**Kısa alıştırma A**
Okuma metninde, bazı mezar taşlarına kişilerin nereli olduğu yerine yazıldığı belirtilen ifadeleri lütfen sıralayın.
**Kısa alıştırma B**
Okuma metnine göre hayatını kaybeden mültecilerin aileleri cenazelere neden ulaşamıyor?

**Okuma metni**
Van mülteci mezarlığına dönmüş durumda. Kilometrelerce uzaklıkta başlıyan yolculuktan geriye kimsesizler mezarlığında ‘Afgan bebek, Pakistanlı genç, Suriye vatandaşı’ yazan mezar taşları kalıyor
Afgan bebek, Pakistanlı genç, Suriye vatandaşı, İranlı… Mezar taşları üzerinde buna benzer yazılamaların yapıldığı yüzlerce cenaze kimsesizler mezarlığında yan yana dizilmiş. Yüzlerce kilometre uzaktaki memleketlerinden yola çıkıp, birçok ülkeyi geçmek zorunda kalan ve “umuda yolculukları” kimsesizler mezarlığında son bulan mültecilerin isimleri dahi bilinmiyor. Van’daki kimsesizler mezarlığı, kentin “mülteci mezarlığı”na döndüğünün adeta bir fotoğrafı. Karlı kaplı mezarlıkta daha bir gün önce bile iki mültecinin cenazesi toprağa verildi. Mezarlıktaki boş alanlarda kazılmış mezarlar ise, gelecek cenazeleri bekliyor! Yüzlerce cenazenin bulunduğu mezarlıkta isimleri taşa yazılanlar ise, 5’i geçmiyor. Kimi mezar taşına kişilerin nereli olduğu yazılırken, kimine sadece “Adli tıp”, “Gürpınar’dan gelen”, “Başkale’den gelen”, “Çaldıran’dan gelen” yazılamaları yapılmış. Mezopotamya Ajansı’ndan Adnan Bilen’in haberine göre Yaşamını yitiren mültecilerin aileleri de kimlikleri ve isimleri bilinmediği için cenazelerine ulaşamıyor.

**Verilen veriler**

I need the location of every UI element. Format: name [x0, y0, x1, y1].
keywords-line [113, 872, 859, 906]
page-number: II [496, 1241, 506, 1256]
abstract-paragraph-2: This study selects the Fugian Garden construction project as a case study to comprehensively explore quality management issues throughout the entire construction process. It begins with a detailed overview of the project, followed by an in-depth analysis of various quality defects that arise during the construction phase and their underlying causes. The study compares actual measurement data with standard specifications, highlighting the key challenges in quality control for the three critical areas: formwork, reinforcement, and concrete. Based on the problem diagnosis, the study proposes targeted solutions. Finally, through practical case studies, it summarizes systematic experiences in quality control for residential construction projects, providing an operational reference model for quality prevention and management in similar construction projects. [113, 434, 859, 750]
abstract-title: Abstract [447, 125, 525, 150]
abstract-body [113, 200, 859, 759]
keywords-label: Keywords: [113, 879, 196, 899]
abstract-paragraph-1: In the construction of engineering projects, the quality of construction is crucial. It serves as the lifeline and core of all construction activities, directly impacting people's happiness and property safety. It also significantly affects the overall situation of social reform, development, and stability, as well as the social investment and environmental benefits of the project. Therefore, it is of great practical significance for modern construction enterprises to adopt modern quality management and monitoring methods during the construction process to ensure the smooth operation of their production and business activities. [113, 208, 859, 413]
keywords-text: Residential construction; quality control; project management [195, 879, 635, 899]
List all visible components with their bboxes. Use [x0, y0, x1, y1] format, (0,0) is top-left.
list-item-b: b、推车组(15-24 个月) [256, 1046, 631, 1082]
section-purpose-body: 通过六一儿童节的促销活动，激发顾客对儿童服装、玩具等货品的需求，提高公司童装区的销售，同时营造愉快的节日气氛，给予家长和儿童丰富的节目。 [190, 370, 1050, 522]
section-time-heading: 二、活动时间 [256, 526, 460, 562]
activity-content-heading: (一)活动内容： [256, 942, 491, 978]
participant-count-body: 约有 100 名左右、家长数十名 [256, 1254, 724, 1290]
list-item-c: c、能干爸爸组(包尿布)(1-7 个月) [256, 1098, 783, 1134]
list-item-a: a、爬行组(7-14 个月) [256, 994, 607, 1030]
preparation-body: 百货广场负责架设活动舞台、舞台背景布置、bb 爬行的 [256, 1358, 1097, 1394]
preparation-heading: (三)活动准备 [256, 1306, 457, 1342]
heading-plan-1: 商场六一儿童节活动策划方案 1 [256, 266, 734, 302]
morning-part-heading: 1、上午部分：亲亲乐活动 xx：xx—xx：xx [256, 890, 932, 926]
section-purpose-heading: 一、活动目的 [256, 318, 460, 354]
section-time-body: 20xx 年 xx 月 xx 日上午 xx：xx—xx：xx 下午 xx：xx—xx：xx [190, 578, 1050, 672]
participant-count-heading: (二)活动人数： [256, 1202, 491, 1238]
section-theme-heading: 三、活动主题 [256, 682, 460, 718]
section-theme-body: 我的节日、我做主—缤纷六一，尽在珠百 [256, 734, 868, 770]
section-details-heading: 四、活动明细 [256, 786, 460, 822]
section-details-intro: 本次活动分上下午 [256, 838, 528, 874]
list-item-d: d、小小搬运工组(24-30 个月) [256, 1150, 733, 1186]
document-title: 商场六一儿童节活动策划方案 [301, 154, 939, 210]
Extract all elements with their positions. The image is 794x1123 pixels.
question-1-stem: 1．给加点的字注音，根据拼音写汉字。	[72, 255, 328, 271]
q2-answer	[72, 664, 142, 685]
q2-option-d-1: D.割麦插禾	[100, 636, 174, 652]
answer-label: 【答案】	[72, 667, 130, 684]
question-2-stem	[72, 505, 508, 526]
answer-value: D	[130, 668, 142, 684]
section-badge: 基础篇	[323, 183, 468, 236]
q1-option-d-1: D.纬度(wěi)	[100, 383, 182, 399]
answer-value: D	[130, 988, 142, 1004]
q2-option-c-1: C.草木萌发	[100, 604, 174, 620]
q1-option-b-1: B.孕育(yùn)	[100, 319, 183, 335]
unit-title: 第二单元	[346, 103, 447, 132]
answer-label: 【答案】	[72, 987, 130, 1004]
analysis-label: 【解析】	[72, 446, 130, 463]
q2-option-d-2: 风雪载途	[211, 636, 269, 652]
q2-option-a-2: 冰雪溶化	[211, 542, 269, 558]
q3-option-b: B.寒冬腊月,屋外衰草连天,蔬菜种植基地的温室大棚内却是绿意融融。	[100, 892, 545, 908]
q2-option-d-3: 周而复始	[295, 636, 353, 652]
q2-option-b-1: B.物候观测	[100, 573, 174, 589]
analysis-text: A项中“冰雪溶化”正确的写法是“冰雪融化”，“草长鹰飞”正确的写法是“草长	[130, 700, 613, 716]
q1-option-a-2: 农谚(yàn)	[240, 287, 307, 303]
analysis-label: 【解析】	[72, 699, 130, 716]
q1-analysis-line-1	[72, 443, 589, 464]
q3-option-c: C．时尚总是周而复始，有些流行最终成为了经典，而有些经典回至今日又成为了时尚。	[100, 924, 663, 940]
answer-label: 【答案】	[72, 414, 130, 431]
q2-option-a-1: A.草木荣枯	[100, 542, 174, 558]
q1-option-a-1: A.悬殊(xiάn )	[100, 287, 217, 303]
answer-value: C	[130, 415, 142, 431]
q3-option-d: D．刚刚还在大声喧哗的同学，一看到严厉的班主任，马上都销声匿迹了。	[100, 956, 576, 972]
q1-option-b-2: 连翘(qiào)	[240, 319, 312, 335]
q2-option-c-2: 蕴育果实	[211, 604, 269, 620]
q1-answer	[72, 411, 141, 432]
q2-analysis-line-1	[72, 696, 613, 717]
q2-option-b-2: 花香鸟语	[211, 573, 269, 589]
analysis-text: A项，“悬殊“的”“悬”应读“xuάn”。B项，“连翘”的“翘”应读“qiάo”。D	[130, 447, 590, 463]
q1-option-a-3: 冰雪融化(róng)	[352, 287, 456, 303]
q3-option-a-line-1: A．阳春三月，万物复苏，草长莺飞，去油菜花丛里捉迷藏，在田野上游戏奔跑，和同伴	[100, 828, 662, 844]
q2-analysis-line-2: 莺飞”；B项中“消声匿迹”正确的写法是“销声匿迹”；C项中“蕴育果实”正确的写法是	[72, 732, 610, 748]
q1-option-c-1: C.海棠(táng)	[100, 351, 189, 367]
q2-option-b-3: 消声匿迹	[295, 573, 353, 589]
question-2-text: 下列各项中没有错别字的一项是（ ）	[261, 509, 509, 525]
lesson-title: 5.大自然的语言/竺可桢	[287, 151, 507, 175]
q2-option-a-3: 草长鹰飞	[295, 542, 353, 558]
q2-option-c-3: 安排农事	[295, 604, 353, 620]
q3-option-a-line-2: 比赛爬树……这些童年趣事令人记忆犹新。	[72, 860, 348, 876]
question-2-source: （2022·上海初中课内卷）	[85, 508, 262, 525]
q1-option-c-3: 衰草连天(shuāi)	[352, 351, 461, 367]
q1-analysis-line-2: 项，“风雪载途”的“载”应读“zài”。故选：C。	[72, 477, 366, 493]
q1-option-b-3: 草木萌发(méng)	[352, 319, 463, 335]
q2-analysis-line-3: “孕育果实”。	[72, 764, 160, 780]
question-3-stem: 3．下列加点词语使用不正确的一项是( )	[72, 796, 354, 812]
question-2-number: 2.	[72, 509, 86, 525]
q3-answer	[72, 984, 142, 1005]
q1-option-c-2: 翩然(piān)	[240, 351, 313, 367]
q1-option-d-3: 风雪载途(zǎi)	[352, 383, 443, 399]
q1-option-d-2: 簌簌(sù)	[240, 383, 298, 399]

**Beklenen cevap A**
"Adli tıp", "Gürpınar'dan gelen", "Başkale'den gelen", "Çaldıran'dan gelen"

**Beklenen cevap B**
Kimlikleri ve isimleri bilinmediği için.